WORK TO DO: Word for word, restate every line of the material.

<<<<

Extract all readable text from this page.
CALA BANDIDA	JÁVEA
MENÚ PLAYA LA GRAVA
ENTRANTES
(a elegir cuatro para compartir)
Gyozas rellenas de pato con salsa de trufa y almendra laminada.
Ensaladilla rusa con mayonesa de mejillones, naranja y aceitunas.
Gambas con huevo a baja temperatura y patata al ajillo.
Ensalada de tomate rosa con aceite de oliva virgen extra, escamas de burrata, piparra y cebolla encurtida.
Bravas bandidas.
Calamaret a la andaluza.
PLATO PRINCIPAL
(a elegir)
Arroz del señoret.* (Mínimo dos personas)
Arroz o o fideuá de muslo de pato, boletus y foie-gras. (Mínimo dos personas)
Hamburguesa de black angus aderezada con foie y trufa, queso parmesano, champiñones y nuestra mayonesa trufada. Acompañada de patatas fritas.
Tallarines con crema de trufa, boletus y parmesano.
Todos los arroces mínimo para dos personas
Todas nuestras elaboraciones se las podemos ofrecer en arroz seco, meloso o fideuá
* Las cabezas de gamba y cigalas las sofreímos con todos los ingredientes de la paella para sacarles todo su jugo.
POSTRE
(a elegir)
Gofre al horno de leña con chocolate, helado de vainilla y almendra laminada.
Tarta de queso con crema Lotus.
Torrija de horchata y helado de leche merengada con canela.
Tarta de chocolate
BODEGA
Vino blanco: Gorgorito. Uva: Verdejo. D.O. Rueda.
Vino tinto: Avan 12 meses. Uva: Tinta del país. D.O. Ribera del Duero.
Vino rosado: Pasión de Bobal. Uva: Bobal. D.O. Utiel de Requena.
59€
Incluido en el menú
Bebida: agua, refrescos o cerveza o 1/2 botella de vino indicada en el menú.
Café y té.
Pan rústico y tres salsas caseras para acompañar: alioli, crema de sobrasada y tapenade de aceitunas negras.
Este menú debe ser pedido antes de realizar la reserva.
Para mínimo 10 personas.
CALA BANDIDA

>>>>

EXERCISE RESPONSE:
Extract all readable text from this page.
CALA BANDIDA	JÁVEA
MENÚ PLAYA LA GRAVA
ENTRANTES
(a elegir cuatro para compartir)
Gyozas rellenas de pato con salsa de trufa y almendra laminada.
Ensaladilla rusa con mayonesa de mejillones, naranja y aceitunas.
Gambas con huevo a baja temperatura y patata al ajillo.
Ensalada de tomate rosa con aceite de oliva virgen extra, escamas de burrata, piparra y cebolla encurtida.
Bravas bandidas.
Calamaret a la andaluza.
PLATO PRINCIPAL
(a elegir)
Arroz del señoret.* (Mínimo dos personas)
Arroz o o fideuá de muslo de pato, boletus y foie-gras. (Mínimo dos personas)
Hamburguesa de black angus aderezada con foie y trufa, queso parmesano, champiñones y nuestra mayonesa trufada. Acompañada de patatas fritas.
Tallarines con crema de trufa, boletus y parmesano.
Todos los arroces mínimo para dos personas
Todas nuestras elaboraciones se las podemos ofrecer en arroz seco, meloso o fideuá
* Las cabezas de gamba y cigalas las sofreímos con todos los ingredientes de la paella para sacarles todo su jugo.
POSTRE
(a elegir)
Gofre al horno de leña con chocolate, helado de vainilla y almendra laminada.
Tarta de queso con crema Lotus.
Torrija de horchata y helado de leche merengada con canela.
Tarta de chocolate
BODEGA
Vino blanco: Gorgorito. Uva: Verdejo. D.O. Rueda.
Vino tinto: Avan 12 meses. Uva: Tinta del país. D.O. Ribera del Duero.
Vino rosado: Pasión de Bobal. Uva: Bobal. D.O. Utiel de Requena.
59€
Incluido en el menú
Bebida: agua, refrescos o cerveza o 1/2 botella de vino indicada en el menú.
Café y té.
Pan rústico y tres salsas caseras para acompañar: alioli, crema de sobrasada y tapenade de aceitunas negras.
Este menú debe ser pedido antes de realizar la reserva.
Para mínimo 10 personas.
CALA BANDIDA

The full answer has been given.